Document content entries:
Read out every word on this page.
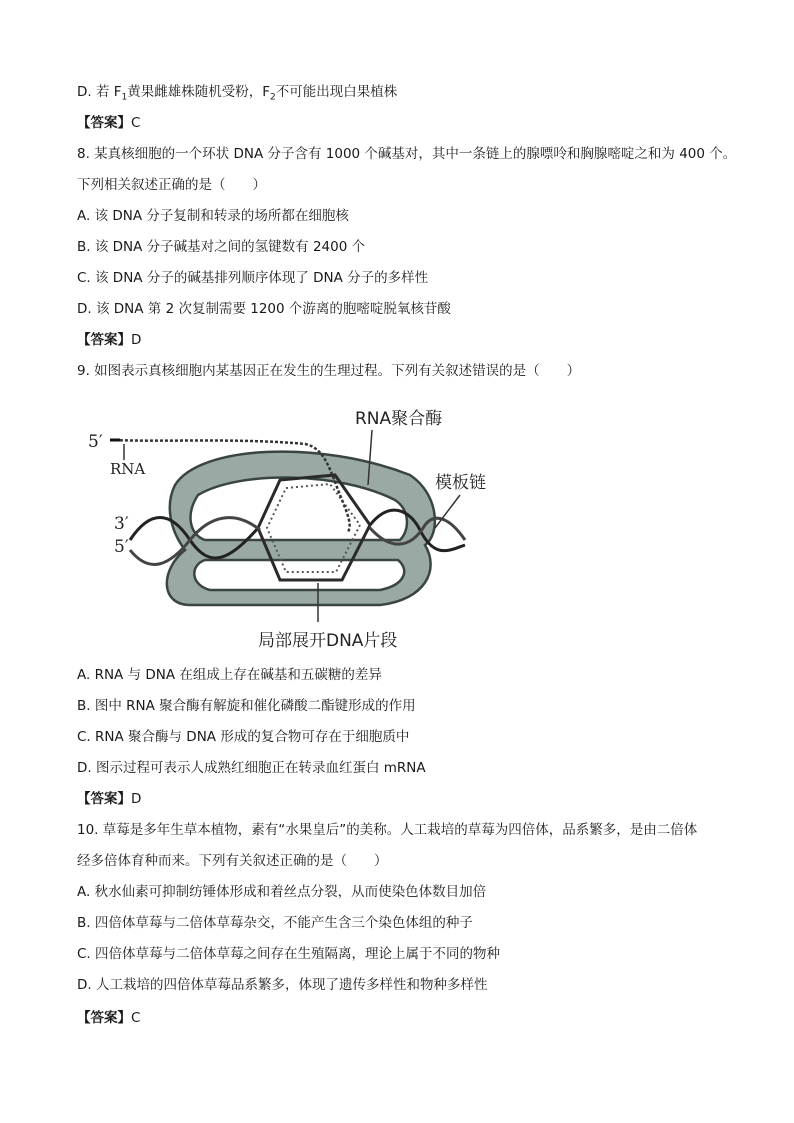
D. 若 $F_1$黄果雌雄株随机受粉，$F_2$不可能出现白果植株
【答案】C
8. 某真核细胞的一个环状 DNA 分子含有 1000 个碱基对，其中一条链上的腺嘌呤和胸腺嘧啶之和为 400 个。
下列相关叙述正确的是（　　）
A. 该 DNA 分子复制和转录的场所都在细胞核
B. 该 DNA 分子碱基对之间的氢键数有 2400 个
C. 该 DNA 分子的碱基排列顺序体现了 DNA 分子的多样性
D. 该 DNA 第 2 次复制需要 1200 个游离的胞嘧啶脱氧核苷酸
【答案】D
9. 如图表示真核细胞内某基因正在发生的生理过程。下列有关叙述错误的是（　　）
RNA聚合酶
模板链
RNA
5′
3′
5′
局部展开DNA片段
A. RNA 与 DNA 在组成上存在碱基和五碳糖的差异
B. 图中 RNA 聚合酶有解旋和催化磷酸二酯键形成的作用
C. RNA 聚合酶与 DNA 形成的复合物可存在于细胞质中
D. 图示过程可表示人成熟红细胞正在转录血红蛋白 mRNA
【答案】D
10. 草莓是多年生草本植物，素有“水果皇后”的美称。人工栽培的草莓为四倍体，品系繁多，是由二倍体
经多倍体育种而来。下列有关叙述正确的是（　　）
A. 秋水仙素可抑制纺锤体形成和着丝点分裂，从而使染色体数目加倍
B. 四倍体草莓与二倍体草莓杂交，不能产生含三个染色体组的种子
C. 四倍体草莓与二倍体草莓之间存在生殖隔离，理论上属于不同的物种
D. 人工栽培的四倍体草莓品系繁多，体现了遗传多样性和物种多样性
【答案】C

■ PROBLEM
Output all the records above exactly, but without their images.

■ RESPONSE AREA
Read out every word on this page.
D. 若 $F_1$黄果雌雄株随机受粉，$F_2$不可能出现白果植株
【答案】C
8. 某真核细胞的一个环状 DNA 分子含有 1000 个碱基对，其中一条链上的腺嘌呤和胸腺嘧啶之和为 400 个。
下列相关叙述正确的是（　　）
A. 该 DNA 分子复制和转录的场所都在细胞核
B. 该 DNA 分子碱基对之间的氢键数有 2400 个
C. 该 DNA 分子的碱基排列顺序体现了 DNA 分子的多样性
D. 该 DNA 第 2 次复制需要 1200 个游离的胞嘧啶脱氧核苷酸
【答案】D
9. 如图表示真核细胞内某基因正在发生的生理过程。下列有关叙述错误的是（　　）
RNA聚合酶
模板链
RNA
5′
3′
5′
局部展开DNA片段
A. RNA 与 DNA 在组成上存在碱基和五碳糖的差异
B. 图中 RNA 聚合酶有解旋和催化磷酸二酯键形成的作用
C. RNA 聚合酶与 DNA 形成的复合物可存在于细胞质中
D. 图示过程可表示人成熟红细胞正在转录血红蛋白 mRNA
【答案】D
10. 草莓是多年生草本植物，素有“水果皇后”的美称。人工栽培的草莓为四倍体，品系繁多，是由二倍体
经多倍体育种而来。下列有关叙述正确的是（　　）
A. 秋水仙素可抑制纺锤体形成和着丝点分裂，从而使染色体数目加倍
B. 四倍体草莓与二倍体草莓杂交，不能产生含三个染色体组的种子
C. 四倍体草莓与二倍体草莓之间存在生殖隔离，理论上属于不同的物种
D. 人工栽培的四倍体草莓品系繁多，体现了遗传多样性和物种多样性
【答案】C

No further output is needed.